-- START RECORD EXTRACTS --

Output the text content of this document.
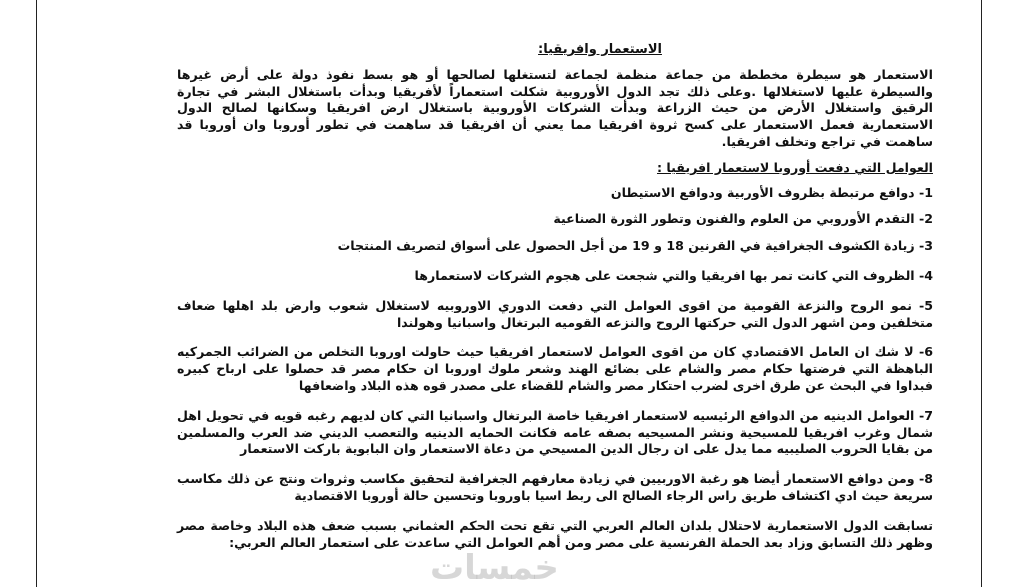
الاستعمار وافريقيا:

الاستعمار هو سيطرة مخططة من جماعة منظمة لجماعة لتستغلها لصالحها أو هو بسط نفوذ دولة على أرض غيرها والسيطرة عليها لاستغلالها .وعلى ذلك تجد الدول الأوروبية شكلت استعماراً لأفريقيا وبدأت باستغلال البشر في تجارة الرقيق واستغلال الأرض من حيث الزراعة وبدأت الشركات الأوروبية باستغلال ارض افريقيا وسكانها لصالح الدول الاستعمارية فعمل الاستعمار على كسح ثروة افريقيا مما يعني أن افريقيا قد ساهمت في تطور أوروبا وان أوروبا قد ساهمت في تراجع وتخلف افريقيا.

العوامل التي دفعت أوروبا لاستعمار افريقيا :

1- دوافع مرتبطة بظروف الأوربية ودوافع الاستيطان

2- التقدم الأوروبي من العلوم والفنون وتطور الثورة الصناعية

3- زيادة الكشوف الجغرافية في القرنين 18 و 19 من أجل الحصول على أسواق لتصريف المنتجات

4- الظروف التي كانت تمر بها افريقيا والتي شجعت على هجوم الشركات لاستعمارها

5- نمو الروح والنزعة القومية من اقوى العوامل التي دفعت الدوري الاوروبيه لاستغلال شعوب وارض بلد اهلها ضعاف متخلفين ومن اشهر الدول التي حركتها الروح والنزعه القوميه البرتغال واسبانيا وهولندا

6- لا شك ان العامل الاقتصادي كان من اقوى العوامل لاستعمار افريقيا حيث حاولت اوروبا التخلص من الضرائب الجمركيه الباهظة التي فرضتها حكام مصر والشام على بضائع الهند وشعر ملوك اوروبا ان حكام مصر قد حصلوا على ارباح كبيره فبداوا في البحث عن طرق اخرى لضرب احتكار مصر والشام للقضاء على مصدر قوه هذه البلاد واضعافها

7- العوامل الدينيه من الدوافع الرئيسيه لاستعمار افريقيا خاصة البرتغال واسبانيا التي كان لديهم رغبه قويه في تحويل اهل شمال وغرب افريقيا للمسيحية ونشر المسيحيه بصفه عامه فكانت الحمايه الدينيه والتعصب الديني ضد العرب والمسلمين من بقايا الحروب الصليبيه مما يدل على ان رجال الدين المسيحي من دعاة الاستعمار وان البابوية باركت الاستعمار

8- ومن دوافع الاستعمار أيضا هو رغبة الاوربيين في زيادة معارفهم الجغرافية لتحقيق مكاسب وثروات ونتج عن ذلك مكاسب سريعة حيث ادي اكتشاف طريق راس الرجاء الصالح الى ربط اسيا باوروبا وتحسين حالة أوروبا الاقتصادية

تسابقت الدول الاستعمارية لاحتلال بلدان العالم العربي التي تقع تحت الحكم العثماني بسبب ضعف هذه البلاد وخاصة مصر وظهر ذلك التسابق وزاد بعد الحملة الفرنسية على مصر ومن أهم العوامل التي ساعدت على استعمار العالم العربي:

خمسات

-- END RECORD EXTRACTS --
-- START RECORD EXTRACTS --

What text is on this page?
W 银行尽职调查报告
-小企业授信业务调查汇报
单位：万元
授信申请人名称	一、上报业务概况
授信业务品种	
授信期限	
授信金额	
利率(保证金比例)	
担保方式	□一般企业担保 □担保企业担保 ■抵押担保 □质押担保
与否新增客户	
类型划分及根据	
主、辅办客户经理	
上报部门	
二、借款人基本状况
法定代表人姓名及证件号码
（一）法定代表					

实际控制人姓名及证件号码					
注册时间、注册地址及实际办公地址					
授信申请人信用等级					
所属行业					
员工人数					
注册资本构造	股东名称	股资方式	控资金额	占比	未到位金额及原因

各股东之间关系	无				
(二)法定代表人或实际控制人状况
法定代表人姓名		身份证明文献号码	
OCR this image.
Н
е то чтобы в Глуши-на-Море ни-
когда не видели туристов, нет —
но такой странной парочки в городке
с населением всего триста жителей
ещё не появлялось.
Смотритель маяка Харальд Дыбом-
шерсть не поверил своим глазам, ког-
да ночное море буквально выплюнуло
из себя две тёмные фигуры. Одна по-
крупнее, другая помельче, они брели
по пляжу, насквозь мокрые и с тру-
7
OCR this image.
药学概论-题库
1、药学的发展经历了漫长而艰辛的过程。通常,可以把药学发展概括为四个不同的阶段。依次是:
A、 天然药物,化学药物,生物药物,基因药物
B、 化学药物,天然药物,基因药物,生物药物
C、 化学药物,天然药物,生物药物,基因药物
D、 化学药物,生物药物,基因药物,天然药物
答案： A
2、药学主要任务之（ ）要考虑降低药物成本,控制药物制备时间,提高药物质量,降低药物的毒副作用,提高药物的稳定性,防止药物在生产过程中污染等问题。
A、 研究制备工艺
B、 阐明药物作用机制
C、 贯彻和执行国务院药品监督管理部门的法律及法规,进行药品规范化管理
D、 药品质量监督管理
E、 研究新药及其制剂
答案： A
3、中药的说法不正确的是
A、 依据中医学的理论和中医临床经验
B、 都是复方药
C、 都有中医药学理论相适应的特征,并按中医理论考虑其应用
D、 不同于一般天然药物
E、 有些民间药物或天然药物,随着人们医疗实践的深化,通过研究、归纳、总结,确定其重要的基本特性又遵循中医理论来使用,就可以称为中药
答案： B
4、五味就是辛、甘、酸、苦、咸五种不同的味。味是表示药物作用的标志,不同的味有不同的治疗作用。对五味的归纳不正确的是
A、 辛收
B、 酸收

-- END RECORD EXTRACTS --
-- START RECORD EXTRACTS --

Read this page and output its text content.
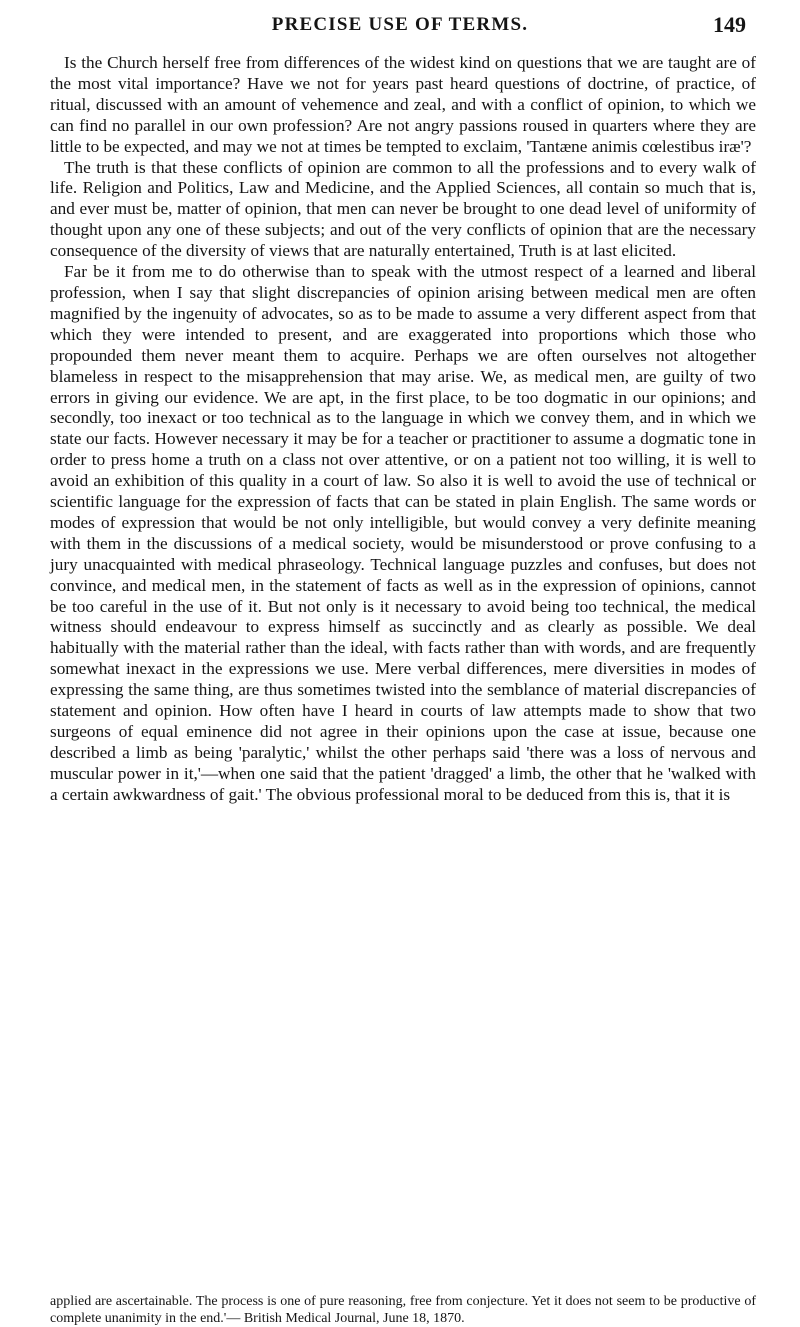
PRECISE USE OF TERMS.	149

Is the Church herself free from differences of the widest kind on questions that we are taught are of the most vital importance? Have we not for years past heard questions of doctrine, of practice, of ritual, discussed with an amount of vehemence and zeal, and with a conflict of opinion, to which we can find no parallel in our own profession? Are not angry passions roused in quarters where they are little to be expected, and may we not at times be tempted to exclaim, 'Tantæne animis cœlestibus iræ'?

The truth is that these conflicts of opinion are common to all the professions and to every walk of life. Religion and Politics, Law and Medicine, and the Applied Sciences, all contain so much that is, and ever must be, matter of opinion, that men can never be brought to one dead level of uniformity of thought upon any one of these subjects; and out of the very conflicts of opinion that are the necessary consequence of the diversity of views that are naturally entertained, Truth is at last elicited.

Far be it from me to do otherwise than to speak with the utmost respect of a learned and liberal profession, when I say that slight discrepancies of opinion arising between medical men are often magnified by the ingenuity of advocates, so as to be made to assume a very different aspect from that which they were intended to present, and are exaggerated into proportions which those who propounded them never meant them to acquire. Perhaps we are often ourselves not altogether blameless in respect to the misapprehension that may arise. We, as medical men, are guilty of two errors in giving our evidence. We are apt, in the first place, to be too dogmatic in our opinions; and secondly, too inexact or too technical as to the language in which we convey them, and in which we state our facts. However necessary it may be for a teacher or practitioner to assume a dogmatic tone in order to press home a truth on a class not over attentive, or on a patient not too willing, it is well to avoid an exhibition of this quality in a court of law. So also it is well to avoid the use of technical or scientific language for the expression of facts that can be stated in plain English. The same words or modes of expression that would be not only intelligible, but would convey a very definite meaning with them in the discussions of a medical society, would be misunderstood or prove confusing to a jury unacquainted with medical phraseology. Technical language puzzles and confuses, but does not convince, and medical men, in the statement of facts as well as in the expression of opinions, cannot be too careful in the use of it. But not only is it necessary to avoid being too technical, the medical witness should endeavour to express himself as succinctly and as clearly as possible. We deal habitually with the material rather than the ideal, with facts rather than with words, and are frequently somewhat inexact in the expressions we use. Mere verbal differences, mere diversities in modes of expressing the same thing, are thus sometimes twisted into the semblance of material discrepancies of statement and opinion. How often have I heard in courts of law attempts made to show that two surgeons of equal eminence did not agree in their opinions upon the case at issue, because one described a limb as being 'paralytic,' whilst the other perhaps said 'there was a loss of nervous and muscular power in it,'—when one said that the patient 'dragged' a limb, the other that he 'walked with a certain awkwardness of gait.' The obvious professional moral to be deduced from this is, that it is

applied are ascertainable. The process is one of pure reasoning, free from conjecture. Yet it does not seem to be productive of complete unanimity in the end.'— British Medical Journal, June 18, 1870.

-- END RECORD EXTRACTS --

STATED EXERCISE: Of the lines in the material, how many include "page"? Respond with the number alone.

FULL RESPONSE: 2